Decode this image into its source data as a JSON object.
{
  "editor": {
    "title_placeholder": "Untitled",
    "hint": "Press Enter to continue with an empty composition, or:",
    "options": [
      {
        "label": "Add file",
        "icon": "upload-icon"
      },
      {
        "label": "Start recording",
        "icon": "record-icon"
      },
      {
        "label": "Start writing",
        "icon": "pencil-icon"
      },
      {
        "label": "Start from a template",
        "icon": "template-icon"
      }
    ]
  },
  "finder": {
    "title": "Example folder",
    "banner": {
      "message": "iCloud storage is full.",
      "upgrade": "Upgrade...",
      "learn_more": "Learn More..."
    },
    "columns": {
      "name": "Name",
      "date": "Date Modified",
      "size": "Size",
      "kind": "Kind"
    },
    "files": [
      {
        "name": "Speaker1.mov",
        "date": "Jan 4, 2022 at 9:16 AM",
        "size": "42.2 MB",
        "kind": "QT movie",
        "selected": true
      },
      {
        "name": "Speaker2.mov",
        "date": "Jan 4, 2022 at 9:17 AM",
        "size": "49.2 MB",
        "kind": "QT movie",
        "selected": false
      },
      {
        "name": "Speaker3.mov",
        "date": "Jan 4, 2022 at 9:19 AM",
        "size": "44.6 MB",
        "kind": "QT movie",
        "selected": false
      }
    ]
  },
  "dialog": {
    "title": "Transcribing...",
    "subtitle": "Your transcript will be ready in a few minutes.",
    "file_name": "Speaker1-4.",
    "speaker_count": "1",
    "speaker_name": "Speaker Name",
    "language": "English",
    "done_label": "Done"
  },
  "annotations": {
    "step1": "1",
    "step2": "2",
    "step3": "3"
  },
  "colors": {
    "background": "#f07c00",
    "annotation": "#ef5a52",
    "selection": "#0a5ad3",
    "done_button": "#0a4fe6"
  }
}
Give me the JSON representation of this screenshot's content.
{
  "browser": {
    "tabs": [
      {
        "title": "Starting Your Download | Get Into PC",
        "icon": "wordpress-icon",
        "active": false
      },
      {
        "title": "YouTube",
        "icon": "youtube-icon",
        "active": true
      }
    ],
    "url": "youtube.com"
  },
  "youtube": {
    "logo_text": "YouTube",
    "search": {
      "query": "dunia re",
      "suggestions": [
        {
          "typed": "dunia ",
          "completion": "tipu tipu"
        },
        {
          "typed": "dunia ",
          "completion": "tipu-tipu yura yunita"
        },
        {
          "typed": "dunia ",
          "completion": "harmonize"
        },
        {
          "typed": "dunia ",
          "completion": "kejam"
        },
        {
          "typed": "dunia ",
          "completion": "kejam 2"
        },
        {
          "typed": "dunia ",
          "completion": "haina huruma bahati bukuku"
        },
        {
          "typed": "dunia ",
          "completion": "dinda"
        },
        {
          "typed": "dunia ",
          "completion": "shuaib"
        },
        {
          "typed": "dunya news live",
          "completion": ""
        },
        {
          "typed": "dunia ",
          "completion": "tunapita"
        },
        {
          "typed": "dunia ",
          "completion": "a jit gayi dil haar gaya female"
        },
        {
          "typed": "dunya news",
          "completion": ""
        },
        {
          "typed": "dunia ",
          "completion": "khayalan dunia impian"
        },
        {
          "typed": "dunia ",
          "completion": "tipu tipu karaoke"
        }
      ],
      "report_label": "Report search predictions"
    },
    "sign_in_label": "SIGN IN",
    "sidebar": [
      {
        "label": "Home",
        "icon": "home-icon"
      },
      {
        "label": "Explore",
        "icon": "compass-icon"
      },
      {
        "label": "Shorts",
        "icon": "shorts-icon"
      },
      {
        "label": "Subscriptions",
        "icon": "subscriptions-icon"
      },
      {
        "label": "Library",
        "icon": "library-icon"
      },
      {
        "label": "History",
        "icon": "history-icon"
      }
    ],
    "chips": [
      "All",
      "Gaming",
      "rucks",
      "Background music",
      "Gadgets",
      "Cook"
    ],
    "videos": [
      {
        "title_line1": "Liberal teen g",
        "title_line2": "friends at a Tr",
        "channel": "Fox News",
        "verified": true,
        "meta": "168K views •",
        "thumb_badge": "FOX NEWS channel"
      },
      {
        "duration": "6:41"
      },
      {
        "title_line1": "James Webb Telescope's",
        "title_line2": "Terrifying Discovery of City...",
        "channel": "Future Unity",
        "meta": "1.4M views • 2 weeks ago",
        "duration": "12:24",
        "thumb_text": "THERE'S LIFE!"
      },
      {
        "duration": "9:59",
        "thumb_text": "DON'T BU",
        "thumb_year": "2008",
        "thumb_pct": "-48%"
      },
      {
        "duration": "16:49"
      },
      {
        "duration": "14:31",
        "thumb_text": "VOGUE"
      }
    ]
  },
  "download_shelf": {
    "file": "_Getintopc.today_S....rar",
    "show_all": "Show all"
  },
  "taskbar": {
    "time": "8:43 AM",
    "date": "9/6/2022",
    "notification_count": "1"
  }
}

=====

◆ Do this: Return the listing above word for word.

◆ Solution for this problem:
Decode this image into its source data as a JSON object.
{
  "editor": {
    "title_placeholder": "Untitled",
    "hint": "Press Enter to continue with an empty composition, or:",
    "options": [
      {
        "label": "Add file",
        "icon": "upload-icon"
      },
      {
        "label": "Start recording",
        "icon": "record-icon"
      },
      {
        "label": "Start writing",
        "icon": "pencil-icon"
      },
      {
        "label": "Start from a template",
        "icon": "template-icon"
      }
    ]
  },
  "finder": {
    "title": "Example folder",
    "banner": {
      "message": "iCloud storage is full.",
      "upgrade": "Upgrade...",
      "learn_more": "Learn More..."
    },
    "columns": {
      "name": "Name",
      "date": "Date Modified",
      "size": "Size",
      "kind": "Kind"
    },
    "files": [
      {
        "name": "Speaker1.mov",
        "date": "Jan 4, 2022 at 9:16 AM",
        "size": "42.2 MB",
        "kind": "QT movie",
        "selected": true
      },
      {
        "name": "Speaker2.mov",
        "date": "Jan 4, 2022 at 9:17 AM",
        "size": "49.2 MB",
        "kind": "QT movie",
        "selected": false
      },
      {
        "name": "Speaker3.mov",
        "date": "Jan 4, 2022 at 9:19 AM",
        "size": "44.6 MB",
        "kind": "QT movie",
        "selected": false
      }
    ]
  },
  "dialog": {
    "title": "Transcribing...",
    "subtitle": "Your transcript will be ready in a few minutes.",
    "file_name": "Speaker1-4.",
    "speaker_count": "1",
    "speaker_name": "Speaker Name",
    "language": "English",
    "done_label": "Done"
  },
  "annotations": {
    "step1": "1",
    "step2": "2",
    "step3": "3"
  },
  "colors": {
    "background": "#f07c00",
    "annotation": "#ef5a52",
    "selection": "#0a5ad3",
    "done_button": "#0a4fe6"
  }
}
Give me the JSON representation of this screenshot's content.
{
  "browser": {
    "tabs": [
      {
        "title": "Starting Your Download | Get Into PC",
        "icon": "wordpress-icon",
        "active": false
      },
      {
        "title": "YouTube",
        "icon": "youtube-icon",
        "active": true
      }
    ],
    "url": "youtube.com"
  },
  "youtube": {
    "logo_text": "YouTube",
    "search": {
      "query": "dunia re",
      "suggestions": [
        {
          "typed": "dunia ",
          "completion": "tipu tipu"
        },
        {
          "typed": "dunia ",
          "completion": "tipu-tipu yura yunita"
        },
        {
          "typed": "dunia ",
          "completion": "harmonize"
        },
        {
          "typed": "dunia ",
          "completion": "kejam"
        },
        {
          "typed": "dunia ",
          "completion": "kejam 2"
        },
        {
          "typed": "dunia ",
          "completion": "haina huruma bahati bukuku"
        },
        {
          "typed": "dunia ",
          "completion": "dinda"
        },
        {
          "typed": "dunia ",
          "completion": "shuaib"
        },
        {
          "typed": "dunya news live",
          "completion": ""
        },
        {
          "typed": "dunia ",
          "completion": "tunapita"
        },
        {
          "typed": "dunia ",
          "completion": "a jit gayi dil haar gaya female"
        },
        {
          "typed": "dunya news",
          "completion": ""
        },
        {
          "typed": "dunia ",
          "completion": "khayalan dunia impian"
        },
        {
          "typed": "dunia ",
          "completion": "tipu tipu karaoke"
        }
      ],
      "report_label": "Report search predictions"
    },
    "sign_in_label": "SIGN IN",
    "sidebar": [
      {
        "label": "Home",
        "icon": "home-icon"
      },
      {
        "label": "Explore",
        "icon": "compass-icon"
      },
      {
        "label": "Shorts",
        "icon": "shorts-icon"
      },
      {
        "label": "Subscriptions",
        "icon": "subscriptions-icon"
      },
      {
        "label": "Library",
        "icon": "library-icon"
      },
      {
        "label": "History",
        "icon": "history-icon"
      }
    ],
    "chips": [
      "All",
      "Gaming",
      "rucks",
      "Background music",
      "Gadgets",
      "Cook"
    ],
    "videos": [
      {
        "title_line1": "Liberal teen g",
        "title_line2": "friends at a Tr",
        "channel": "Fox News",
        "verified": true,
        "meta": "168K views •",
        "thumb_badge": "FOX NEWS channel"
      },
      {
        "duration": "6:41"
      },
      {
        "title_line1": "James Webb Telescope's",
        "title_line2": "Terrifying Discovery of City...",
        "channel": "Future Unity",
        "meta": "1.4M views • 2 weeks ago",
        "duration": "12:24",
        "thumb_text": "THERE'S LIFE!"
      },
      {
        "duration": "9:59",
        "thumb_text": "DON'T BU",
        "thumb_year": "2008",
        "thumb_pct": "-48%"
      },
      {
        "duration": "16:49"
      },
      {
        "duration": "14:31",
        "thumb_text": "VOGUE"
      }
    ]
  },
  "download_shelf": {
    "file": "_Getintopc.today_S....rar",
    "show_all": "Show all"
  },
  "taskbar": {
    "time": "8:43 AM",
    "date": "9/6/2022",
    "notification_count": "1"
  }
}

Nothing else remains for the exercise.